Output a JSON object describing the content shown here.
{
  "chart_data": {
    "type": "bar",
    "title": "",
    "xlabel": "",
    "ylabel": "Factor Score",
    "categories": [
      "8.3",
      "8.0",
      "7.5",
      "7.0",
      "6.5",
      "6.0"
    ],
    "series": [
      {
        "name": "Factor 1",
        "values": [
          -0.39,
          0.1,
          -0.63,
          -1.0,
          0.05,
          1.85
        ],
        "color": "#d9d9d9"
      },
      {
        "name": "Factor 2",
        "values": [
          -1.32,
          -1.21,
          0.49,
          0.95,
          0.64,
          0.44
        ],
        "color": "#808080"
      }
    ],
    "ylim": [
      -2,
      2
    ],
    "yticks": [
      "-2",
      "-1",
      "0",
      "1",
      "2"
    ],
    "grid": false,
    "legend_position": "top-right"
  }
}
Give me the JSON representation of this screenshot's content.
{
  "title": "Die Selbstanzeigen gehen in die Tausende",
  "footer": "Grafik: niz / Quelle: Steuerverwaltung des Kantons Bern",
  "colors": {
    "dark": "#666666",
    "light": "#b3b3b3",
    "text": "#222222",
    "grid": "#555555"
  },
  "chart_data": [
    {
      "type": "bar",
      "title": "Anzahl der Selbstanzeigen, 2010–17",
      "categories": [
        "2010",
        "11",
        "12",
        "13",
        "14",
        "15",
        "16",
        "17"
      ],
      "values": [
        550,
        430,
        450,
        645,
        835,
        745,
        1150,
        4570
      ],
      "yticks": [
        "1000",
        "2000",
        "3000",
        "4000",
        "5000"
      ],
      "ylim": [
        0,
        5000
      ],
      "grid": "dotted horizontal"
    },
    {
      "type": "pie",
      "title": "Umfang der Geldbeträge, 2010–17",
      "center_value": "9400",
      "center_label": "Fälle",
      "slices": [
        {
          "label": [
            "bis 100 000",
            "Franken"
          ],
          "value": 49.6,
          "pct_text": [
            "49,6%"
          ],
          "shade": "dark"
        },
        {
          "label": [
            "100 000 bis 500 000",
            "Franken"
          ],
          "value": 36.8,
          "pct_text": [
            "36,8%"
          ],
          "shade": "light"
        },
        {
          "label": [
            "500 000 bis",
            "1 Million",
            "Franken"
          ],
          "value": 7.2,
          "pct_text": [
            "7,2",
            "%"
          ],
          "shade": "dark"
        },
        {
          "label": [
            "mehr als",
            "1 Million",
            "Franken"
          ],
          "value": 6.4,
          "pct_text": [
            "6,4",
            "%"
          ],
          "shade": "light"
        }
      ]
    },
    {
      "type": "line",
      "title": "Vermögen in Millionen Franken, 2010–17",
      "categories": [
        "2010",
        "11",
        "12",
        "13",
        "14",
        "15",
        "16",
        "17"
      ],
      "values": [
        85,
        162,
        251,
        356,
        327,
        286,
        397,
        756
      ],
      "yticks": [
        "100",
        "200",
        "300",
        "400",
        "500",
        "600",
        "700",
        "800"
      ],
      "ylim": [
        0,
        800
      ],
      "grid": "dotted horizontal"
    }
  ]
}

### EXERCISE BRIEF
Where a line contains "title", copy that line.

### TASK SOLUTION
    "title": "",
  "title": "Die Selbstanzeigen gehen in die Tausende",
      "title": "Anzahl der Selbstanzeigen, 2010–17",
      "title": "Umfang der Geldbeträge, 2010–17",
      "title": "Vermögen in Millionen Franken, 2010–17",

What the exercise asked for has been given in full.